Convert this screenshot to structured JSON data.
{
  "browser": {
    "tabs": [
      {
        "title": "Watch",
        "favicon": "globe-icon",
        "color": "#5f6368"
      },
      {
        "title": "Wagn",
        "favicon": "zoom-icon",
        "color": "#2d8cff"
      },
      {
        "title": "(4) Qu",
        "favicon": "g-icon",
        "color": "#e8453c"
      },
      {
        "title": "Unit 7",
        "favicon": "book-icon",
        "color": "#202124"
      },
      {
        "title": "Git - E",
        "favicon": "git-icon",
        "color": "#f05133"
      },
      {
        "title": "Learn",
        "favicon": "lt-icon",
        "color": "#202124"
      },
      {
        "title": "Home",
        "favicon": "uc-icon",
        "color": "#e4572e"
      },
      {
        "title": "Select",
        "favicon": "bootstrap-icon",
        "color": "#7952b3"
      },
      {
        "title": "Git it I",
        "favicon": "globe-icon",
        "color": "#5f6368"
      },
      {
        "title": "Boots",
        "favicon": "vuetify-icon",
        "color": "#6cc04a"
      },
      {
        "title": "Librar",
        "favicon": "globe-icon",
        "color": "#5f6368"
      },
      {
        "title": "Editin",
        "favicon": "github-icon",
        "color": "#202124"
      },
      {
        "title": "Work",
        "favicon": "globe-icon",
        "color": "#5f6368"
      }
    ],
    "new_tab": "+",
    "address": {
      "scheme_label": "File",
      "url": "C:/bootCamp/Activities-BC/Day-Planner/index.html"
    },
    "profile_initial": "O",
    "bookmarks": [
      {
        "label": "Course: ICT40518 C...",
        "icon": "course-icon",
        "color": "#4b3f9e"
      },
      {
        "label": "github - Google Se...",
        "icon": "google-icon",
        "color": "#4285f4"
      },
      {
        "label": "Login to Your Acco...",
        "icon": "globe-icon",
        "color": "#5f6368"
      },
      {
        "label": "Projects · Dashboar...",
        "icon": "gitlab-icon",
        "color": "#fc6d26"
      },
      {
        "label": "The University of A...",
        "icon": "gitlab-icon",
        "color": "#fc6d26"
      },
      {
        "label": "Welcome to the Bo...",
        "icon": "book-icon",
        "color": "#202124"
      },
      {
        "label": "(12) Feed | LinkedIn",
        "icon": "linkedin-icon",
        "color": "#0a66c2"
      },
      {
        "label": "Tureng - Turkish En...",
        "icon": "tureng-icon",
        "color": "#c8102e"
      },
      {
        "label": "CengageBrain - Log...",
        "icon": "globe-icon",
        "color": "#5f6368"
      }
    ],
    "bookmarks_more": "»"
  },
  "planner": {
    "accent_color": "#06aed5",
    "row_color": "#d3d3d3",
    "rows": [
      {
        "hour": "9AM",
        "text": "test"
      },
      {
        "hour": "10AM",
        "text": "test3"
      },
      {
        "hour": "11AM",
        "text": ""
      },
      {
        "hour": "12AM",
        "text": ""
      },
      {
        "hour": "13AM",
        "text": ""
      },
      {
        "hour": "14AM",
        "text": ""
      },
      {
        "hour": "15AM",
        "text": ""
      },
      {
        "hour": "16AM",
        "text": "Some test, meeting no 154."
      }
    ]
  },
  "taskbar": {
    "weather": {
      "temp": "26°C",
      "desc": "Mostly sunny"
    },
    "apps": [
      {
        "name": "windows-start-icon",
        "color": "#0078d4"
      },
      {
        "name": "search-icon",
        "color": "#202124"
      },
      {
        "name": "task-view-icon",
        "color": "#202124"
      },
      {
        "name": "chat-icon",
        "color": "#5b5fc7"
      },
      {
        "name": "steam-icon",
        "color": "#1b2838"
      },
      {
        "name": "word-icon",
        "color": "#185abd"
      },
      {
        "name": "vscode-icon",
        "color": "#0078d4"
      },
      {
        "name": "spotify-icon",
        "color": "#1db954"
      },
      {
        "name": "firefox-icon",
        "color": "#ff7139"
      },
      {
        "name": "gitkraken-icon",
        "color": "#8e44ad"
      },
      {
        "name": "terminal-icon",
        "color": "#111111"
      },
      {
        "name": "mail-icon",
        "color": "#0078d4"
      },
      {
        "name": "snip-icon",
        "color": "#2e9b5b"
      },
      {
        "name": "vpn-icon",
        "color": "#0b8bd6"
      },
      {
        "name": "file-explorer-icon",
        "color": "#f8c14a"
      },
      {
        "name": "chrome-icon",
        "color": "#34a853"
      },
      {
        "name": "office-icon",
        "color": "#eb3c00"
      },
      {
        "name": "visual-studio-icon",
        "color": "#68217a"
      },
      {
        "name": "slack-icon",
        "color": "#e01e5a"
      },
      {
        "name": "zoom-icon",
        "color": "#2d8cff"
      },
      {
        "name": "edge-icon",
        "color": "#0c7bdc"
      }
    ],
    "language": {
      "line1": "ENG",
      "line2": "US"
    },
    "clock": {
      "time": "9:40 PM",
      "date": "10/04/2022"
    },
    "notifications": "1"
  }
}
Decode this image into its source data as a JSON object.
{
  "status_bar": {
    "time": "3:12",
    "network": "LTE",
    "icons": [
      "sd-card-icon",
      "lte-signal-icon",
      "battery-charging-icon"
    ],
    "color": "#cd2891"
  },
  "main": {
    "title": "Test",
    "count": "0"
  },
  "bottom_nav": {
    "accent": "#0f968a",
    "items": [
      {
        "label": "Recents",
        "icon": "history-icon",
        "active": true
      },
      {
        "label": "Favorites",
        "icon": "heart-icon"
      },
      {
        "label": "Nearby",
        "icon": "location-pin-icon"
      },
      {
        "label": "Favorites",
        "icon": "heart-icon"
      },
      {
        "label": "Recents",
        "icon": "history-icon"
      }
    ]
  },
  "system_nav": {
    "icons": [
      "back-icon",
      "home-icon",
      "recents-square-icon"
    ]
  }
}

◆ **The request**
Copy every line verbatim.

◆ **Response to this exercise**
Convert this screenshot to structured JSON data.
{
  "browser": {
    "tabs": [
      {
        "title": "Watch",
        "favicon": "globe-icon",
        "color": "#5f6368"
      },
      {
        "title": "Wagn",
        "favicon": "zoom-icon",
        "color": "#2d8cff"
      },
      {
        "title": "(4) Qu",
        "favicon": "g-icon",
        "color": "#e8453c"
      },
      {
        "title": "Unit 7",
        "favicon": "book-icon",
        "color": "#202124"
      },
      {
        "title": "Git - E",
        "favicon": "git-icon",
        "color": "#f05133"
      },
      {
        "title": "Learn",
        "favicon": "lt-icon",
        "color": "#202124"
      },
      {
        "title": "Home",
        "favicon": "uc-icon",
        "color": "#e4572e"
      },
      {
        "title": "Select",
        "favicon": "bootstrap-icon",
        "color": "#7952b3"
      },
      {
        "title": "Git it I",
        "favicon": "globe-icon",
        "color": "#5f6368"
      },
      {
        "title": "Boots",
        "favicon": "vuetify-icon",
        "color": "#6cc04a"
      },
      {
        "title": "Librar",
        "favicon": "globe-icon",
        "color": "#5f6368"
      },
      {
        "title": "Editin",
        "favicon": "github-icon",
        "color": "#202124"
      },
      {
        "title": "Work",
        "favicon": "globe-icon",
        "color": "#5f6368"
      }
    ],
    "new_tab": "+",
    "address": {
      "scheme_label": "File",
      "url": "C:/bootCamp/Activities-BC/Day-Planner/index.html"
    },
    "profile_initial": "O",
    "bookmarks": [
      {
        "label": "Course: ICT40518 C...",
        "icon": "course-icon",
        "color": "#4b3f9e"
      },
      {
        "label": "github - Google Se...",
        "icon": "google-icon",
        "color": "#4285f4"
      },
      {
        "label": "Login to Your Acco...",
        "icon": "globe-icon",
        "color": "#5f6368"
      },
      {
        "label": "Projects · Dashboar...",
        "icon": "gitlab-icon",
        "color": "#fc6d26"
      },
      {
        "label": "The University of A...",
        "icon": "gitlab-icon",
        "color": "#fc6d26"
      },
      {
        "label": "Welcome to the Bo...",
        "icon": "book-icon",
        "color": "#202124"
      },
      {
        "label": "(12) Feed | LinkedIn",
        "icon": "linkedin-icon",
        "color": "#0a66c2"
      },
      {
        "label": "Tureng - Turkish En...",
        "icon": "tureng-icon",
        "color": "#c8102e"
      },
      {
        "label": "CengageBrain - Log...",
        "icon": "globe-icon",
        "color": "#5f6368"
      }
    ],
    "bookmarks_more": "»"
  },
  "planner": {
    "accent_color": "#06aed5",
    "row_color": "#d3d3d3",
    "rows": [
      {
        "hour": "9AM",
        "text": "test"
      },
      {
        "hour": "10AM",
        "text": "test3"
      },
      {
        "hour": "11AM",
        "text": ""
      },
      {
        "hour": "12AM",
        "text": ""
      },
      {
        "hour": "13AM",
        "text": ""
      },
      {
        "hour": "14AM",
        "text": ""
      },
      {
        "hour": "15AM",
        "text": ""
      },
      {
        "hour": "16AM",
        "text": "Some test, meeting no 154."
      }
    ]
  },
  "taskbar": {
    "weather": {
      "temp": "26°C",
      "desc": "Mostly sunny"
    },
    "apps": [
      {
        "name": "windows-start-icon",
        "color": "#0078d4"
      },
      {
        "name": "search-icon",
        "color": "#202124"
      },
      {
        "name": "task-view-icon",
        "color": "#202124"
      },
      {
        "name": "chat-icon",
        "color": "#5b5fc7"
      },
      {
        "name": "steam-icon",
        "color": "#1b2838"
      },
      {
        "name": "word-icon",
        "color": "#185abd"
      },
      {
        "name": "vscode-icon",
        "color": "#0078d4"
      },
      {
        "name": "spotify-icon",
        "color": "#1db954"
      },
      {
        "name": "firefox-icon",
        "color": "#ff7139"
      },
      {
        "name": "gitkraken-icon",
        "color": "#8e44ad"
      },
      {
        "name": "terminal-icon",
        "color": "#111111"
      },
      {
        "name": "mail-icon",
        "color": "#0078d4"
      },
      {
        "name": "snip-icon",
        "color": "#2e9b5b"
      },
      {
        "name": "vpn-icon",
        "color": "#0b8bd6"
      },
      {
        "name": "file-explorer-icon",
        "color": "#f8c14a"
      },
      {
        "name": "chrome-icon",
        "color": "#34a853"
      },
      {
        "name": "office-icon",
        "color": "#eb3c00"
      },
      {
        "name": "visual-studio-icon",
        "color": "#68217a"
      },
      {
        "name": "slack-icon",
        "color": "#e01e5a"
      },
      {
        "name": "zoom-icon",
        "color": "#2d8cff"
      },
      {
        "name": "edge-icon",
        "color": "#0c7bdc"
      }
    ],
    "language": {
      "line1": "ENG",
      "line2": "US"
    },
    "clock": {
      "time": "9:40 PM",
      "date": "10/04/2022"
    },
    "notifications": "1"
  }
}
Decode this image into its source data as a JSON object.
{
  "status_bar": {
    "time": "3:12",
    "network": "LTE",
    "icons": [
      "sd-card-icon",
      "lte-signal-icon",
      "battery-charging-icon"
    ],
    "color": "#cd2891"
  },
  "main": {
    "title": "Test",
    "count": "0"
  },
  "bottom_nav": {
    "accent": "#0f968a",
    "items": [
      {
        "label": "Recents",
        "icon": "history-icon",
        "active": true
      },
      {
        "label": "Favorites",
        "icon": "heart-icon"
      },
      {
        "label": "Nearby",
        "icon": "location-pin-icon"
      },
      {
        "label": "Favorites",
        "icon": "heart-icon"
      },
      {
        "label": "Recents",
        "icon": "history-icon"
      }
    ]
  },
  "system_nav": {
    "icons": [
      "back-icon",
      "home-icon",
      "recents-square-icon"
    ]
  }
}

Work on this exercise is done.